Task requirements:
Select the lines that contain "hold" and copy each of them.

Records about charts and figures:
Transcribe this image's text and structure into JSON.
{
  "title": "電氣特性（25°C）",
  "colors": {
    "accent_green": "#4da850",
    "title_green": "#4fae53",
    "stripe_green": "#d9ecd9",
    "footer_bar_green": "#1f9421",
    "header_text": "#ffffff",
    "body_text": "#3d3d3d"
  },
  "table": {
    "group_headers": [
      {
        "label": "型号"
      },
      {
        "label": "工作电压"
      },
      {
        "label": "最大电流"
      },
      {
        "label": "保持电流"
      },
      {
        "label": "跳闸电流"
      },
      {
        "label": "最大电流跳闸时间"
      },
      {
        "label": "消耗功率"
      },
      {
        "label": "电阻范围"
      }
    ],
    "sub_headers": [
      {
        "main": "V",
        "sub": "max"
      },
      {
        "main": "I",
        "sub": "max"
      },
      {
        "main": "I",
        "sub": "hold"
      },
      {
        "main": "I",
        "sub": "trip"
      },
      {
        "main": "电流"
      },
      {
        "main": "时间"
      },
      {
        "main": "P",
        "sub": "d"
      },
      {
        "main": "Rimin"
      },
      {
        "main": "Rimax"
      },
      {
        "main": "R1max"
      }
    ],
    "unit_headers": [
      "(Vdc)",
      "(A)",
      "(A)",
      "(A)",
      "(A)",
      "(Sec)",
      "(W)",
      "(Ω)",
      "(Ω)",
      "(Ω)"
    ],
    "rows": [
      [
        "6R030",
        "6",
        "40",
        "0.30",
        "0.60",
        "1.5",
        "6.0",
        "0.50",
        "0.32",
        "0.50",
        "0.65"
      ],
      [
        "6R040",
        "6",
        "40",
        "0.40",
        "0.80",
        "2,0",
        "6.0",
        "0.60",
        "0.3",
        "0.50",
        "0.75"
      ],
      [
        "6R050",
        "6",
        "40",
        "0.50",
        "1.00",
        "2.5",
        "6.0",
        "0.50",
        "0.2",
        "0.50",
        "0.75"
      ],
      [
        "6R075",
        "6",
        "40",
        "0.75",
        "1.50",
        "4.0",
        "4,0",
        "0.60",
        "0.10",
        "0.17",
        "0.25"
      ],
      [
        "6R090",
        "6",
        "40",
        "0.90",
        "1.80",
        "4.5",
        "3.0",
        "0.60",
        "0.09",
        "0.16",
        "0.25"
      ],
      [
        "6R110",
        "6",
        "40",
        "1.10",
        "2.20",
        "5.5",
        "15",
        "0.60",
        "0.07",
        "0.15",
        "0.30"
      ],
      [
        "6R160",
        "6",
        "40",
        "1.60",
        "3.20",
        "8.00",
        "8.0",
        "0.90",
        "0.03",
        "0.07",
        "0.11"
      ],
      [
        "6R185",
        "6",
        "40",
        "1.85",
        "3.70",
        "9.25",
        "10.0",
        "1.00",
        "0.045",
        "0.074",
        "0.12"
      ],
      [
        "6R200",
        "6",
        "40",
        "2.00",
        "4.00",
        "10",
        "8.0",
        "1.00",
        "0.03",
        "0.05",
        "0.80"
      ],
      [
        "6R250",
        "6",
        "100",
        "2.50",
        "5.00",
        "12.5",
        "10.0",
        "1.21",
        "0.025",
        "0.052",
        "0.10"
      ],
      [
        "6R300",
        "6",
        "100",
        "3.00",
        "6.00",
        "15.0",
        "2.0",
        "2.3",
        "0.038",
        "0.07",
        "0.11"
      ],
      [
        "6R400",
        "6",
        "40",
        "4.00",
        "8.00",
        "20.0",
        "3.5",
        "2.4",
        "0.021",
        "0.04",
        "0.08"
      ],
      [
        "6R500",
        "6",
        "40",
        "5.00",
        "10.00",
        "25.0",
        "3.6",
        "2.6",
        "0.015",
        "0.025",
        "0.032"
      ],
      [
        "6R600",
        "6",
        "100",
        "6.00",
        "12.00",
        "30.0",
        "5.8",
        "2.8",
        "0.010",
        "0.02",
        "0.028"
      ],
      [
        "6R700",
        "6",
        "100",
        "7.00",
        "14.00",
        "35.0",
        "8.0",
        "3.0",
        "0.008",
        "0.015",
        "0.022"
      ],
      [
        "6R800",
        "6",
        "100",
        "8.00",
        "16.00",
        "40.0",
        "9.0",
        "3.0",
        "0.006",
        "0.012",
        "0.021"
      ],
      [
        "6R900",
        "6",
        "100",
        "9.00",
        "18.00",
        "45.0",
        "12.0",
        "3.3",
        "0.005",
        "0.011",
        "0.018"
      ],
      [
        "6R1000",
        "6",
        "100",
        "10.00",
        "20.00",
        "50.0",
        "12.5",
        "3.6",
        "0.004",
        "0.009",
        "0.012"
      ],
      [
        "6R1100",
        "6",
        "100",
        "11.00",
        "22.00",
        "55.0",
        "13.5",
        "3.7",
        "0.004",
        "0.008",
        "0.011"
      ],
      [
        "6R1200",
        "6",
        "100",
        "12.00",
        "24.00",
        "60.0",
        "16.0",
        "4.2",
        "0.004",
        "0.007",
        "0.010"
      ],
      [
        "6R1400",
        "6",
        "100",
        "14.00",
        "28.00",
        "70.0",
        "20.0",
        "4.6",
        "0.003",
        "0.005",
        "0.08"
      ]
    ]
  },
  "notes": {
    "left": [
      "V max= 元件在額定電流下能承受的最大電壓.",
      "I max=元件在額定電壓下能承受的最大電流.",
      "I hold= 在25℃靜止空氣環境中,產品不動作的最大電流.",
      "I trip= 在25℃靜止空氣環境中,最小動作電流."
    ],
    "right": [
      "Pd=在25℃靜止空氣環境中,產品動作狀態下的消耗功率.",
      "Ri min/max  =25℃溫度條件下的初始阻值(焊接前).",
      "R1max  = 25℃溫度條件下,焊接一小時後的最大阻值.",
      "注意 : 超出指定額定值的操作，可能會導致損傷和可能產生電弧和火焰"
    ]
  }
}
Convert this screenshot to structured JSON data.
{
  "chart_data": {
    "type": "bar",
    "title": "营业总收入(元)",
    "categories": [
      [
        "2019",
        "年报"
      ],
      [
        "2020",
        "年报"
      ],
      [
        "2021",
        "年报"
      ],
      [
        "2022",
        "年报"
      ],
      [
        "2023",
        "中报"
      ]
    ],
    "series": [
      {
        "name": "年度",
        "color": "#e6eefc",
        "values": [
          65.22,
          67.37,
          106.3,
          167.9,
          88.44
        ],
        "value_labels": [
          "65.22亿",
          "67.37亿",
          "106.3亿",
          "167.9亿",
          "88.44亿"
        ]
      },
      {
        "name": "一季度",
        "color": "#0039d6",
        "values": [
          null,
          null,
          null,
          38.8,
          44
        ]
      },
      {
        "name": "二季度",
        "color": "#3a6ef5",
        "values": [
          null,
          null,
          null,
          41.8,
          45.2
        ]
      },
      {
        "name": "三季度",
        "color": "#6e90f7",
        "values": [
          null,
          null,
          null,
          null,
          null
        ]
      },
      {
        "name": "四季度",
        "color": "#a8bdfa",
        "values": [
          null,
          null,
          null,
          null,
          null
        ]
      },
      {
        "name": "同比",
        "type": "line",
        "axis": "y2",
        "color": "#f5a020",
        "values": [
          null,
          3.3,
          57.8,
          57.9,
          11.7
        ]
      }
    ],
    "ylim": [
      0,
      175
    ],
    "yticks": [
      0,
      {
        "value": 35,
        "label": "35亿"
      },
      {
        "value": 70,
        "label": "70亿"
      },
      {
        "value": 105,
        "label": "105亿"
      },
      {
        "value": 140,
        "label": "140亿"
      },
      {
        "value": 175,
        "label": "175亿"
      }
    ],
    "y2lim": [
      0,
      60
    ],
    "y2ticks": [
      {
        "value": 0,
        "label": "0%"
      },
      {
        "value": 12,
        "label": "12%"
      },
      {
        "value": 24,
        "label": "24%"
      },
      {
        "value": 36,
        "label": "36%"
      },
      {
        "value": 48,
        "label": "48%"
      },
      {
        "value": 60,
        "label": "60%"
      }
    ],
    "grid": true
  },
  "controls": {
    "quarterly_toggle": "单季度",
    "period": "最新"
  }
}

Answer to the problem:
        "sub": "hold"
      "I hold= 在25℃靜止空氣環境中,產品不動作的最大電流.",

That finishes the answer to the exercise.